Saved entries
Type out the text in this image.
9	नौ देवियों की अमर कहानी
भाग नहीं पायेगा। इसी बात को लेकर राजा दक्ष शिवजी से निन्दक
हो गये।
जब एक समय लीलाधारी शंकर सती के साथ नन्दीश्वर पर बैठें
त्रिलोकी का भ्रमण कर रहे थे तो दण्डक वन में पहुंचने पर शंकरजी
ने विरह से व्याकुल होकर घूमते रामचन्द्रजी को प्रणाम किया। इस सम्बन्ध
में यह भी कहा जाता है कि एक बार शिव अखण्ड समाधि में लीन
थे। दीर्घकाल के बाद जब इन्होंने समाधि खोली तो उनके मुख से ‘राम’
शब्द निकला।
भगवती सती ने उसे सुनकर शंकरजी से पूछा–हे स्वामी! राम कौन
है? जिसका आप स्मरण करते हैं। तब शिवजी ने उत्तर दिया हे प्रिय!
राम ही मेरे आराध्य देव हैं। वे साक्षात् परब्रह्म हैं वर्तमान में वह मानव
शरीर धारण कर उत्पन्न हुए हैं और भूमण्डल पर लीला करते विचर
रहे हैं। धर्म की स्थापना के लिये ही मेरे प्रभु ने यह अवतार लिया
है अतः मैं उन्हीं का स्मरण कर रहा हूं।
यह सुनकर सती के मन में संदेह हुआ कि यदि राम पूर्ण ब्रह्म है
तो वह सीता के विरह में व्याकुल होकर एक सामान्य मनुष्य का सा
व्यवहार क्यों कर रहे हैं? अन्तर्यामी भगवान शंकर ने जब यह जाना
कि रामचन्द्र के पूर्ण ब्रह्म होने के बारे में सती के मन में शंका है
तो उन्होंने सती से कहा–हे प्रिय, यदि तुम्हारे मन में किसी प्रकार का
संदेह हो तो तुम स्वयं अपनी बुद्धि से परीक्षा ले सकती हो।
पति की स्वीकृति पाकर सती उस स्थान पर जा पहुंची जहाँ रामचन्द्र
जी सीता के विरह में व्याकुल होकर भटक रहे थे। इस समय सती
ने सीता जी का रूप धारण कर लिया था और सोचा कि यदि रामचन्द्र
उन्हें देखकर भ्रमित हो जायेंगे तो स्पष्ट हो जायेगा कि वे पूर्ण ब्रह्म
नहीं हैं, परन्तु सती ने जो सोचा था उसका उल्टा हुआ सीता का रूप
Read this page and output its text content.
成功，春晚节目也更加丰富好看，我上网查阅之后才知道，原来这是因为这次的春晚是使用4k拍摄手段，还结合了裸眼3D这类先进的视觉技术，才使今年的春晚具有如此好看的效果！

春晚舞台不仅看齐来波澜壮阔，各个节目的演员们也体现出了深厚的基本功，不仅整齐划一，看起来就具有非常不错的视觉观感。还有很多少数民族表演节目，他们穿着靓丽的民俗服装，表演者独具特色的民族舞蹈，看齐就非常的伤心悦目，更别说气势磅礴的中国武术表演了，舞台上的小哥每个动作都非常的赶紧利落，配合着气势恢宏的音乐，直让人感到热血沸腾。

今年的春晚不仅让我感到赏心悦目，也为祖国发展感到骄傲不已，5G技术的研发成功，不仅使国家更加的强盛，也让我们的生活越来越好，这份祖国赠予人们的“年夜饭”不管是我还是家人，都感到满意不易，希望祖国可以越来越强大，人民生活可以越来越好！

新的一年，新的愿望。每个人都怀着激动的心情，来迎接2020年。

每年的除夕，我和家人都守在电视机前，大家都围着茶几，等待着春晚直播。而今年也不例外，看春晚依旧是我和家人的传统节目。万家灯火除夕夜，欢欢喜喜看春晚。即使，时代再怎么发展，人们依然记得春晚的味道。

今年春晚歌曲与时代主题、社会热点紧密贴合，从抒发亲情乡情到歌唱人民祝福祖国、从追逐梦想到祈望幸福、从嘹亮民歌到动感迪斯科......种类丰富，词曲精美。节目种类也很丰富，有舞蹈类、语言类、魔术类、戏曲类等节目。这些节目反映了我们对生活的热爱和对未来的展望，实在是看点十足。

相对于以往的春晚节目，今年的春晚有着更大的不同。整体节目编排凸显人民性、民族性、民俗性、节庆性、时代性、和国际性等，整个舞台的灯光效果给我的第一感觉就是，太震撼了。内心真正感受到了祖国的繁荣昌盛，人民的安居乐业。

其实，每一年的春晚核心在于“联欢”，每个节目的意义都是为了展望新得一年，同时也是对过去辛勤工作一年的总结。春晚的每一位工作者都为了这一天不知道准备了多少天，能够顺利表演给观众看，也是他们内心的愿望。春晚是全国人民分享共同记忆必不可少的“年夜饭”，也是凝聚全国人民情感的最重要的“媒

:: WHAT NEEDS TO BE DONE ::
Please set down each line of the records exactly as given.

:: OUTPUT FOR THIS EXERCISE ::
Type out the text in this image.
9	नौ देवियों की अमर कहानी
भाग नहीं पायेगा। इसी बात को लेकर राजा दक्ष शिवजी से निन्दक
हो गये।
जब एक समय लीलाधारी शंकर सती के साथ नन्दीश्वर पर बैठें
त्रिलोकी का भ्रमण कर रहे थे तो दण्डक वन में पहुंचने पर शंकरजी
ने विरह से व्याकुल होकर घूमते रामचन्द्रजी को प्रणाम किया। इस सम्बन्ध
में यह भी कहा जाता है कि एक बार शिव अखण्ड समाधि में लीन
थे। दीर्घकाल के बाद जब इन्होंने समाधि खोली तो उनके मुख से ‘राम’
शब्द निकला।
भगवती सती ने उसे सुनकर शंकरजी से पूछा–हे स्वामी! राम कौन
है? जिसका आप स्मरण करते हैं। तब शिवजी ने उत्तर दिया हे प्रिय!
राम ही मेरे आराध्य देव हैं। वे साक्षात् परब्रह्म हैं वर्तमान में वह मानव
शरीर धारण कर उत्पन्न हुए हैं और भूमण्डल पर लीला करते विचर
रहे हैं। धर्म की स्थापना के लिये ही मेरे प्रभु ने यह अवतार लिया
है अतः मैं उन्हीं का स्मरण कर रहा हूं।
यह सुनकर सती के मन में संदेह हुआ कि यदि राम पूर्ण ब्रह्म है
तो वह सीता के विरह में व्याकुल होकर एक सामान्य मनुष्य का सा
व्यवहार क्यों कर रहे हैं? अन्तर्यामी भगवान शंकर ने जब यह जाना
कि रामचन्द्र के पूर्ण ब्रह्म होने के बारे में सती के मन में शंका है
तो उन्होंने सती से कहा–हे प्रिय, यदि तुम्हारे मन में किसी प्रकार का
संदेह हो तो तुम स्वयं अपनी बुद्धि से परीक्षा ले सकती हो।
पति की स्वीकृति पाकर सती उस स्थान पर जा पहुंची जहाँ रामचन्द्र
जी सीता के विरह में व्याकुल होकर भटक रहे थे। इस समय सती
ने सीता जी का रूप धारण कर लिया था और सोचा कि यदि रामचन्द्र
उन्हें देखकर भ्रमित हो जायेंगे तो स्पष्ट हो जायेगा कि वे पूर्ण ब्रह्म
नहीं हैं, परन्तु सती ने जो सोचा था उसका उल्टा हुआ सीता का रूप
Read this page and output its text content.
成功，春晚节目也更加丰富好看，我上网查阅之后才知道，原来这是因为这次的春晚是使用4k拍摄手段，还结合了裸眼3D这类先进的视觉技术，才使今年的春晚具有如此好看的效果！

春晚舞台不仅看齐来波澜壮阔，各个节目的演员们也体现出了深厚的基本功，不仅整齐划一，看起来就具有非常不错的视觉观感。还有很多少数民族表演节目，他们穿着靓丽的民俗服装，表演者独具特色的民族舞蹈，看齐就非常的伤心悦目，更别说气势磅礴的中国武术表演了，舞台上的小哥每个动作都非常的赶紧利落，配合着气势恢宏的音乐，直让人感到热血沸腾。

今年的春晚不仅让我感到赏心悦目，也为祖国发展感到骄傲不已，5G技术的研发成功，不仅使国家更加的强盛，也让我们的生活越来越好，这份祖国赠予人们的“年夜饭”不管是我还是家人，都感到满意不易，希望祖国可以越来越强大，人民生活可以越来越好！

新的一年，新的愿望。每个人都怀着激动的心情，来迎接2020年。

每年的除夕，我和家人都守在电视机前，大家都围着茶几，等待着春晚直播。而今年也不例外，看春晚依旧是我和家人的传统节目。万家灯火除夕夜，欢欢喜喜看春晚。即使，时代再怎么发展，人们依然记得春晚的味道。

今年春晚歌曲与时代主题、社会热点紧密贴合，从抒发亲情乡情到歌唱人民祝福祖国、从追逐梦想到祈望幸福、从嘹亮民歌到动感迪斯科......种类丰富，词曲精美。节目种类也很丰富，有舞蹈类、语言类、魔术类、戏曲类等节目。这些节目反映了我们对生活的热爱和对未来的展望，实在是看点十足。

相对于以往的春晚节目，今年的春晚有着更大的不同。整体节目编排凸显人民性、民族性、民俗性、节庆性、时代性、和国际性等，整个舞台的灯光效果给我的第一感觉就是，太震撼了。内心真正感受到了祖国的繁荣昌盛，人民的安居乐业。

其实，每一年的春晚核心在于“联欢”，每个节目的意义都是为了展望新得一年，同时也是对过去辛勤工作一年的总结。春晚的每一位工作者都为了这一天不知道准备了多少天，能够顺利表演给观众看，也是他们内心的愿望。春晚是全国人民分享共同记忆必不可少的“年夜饭”，也是凝聚全国人民情感的最重要的“媒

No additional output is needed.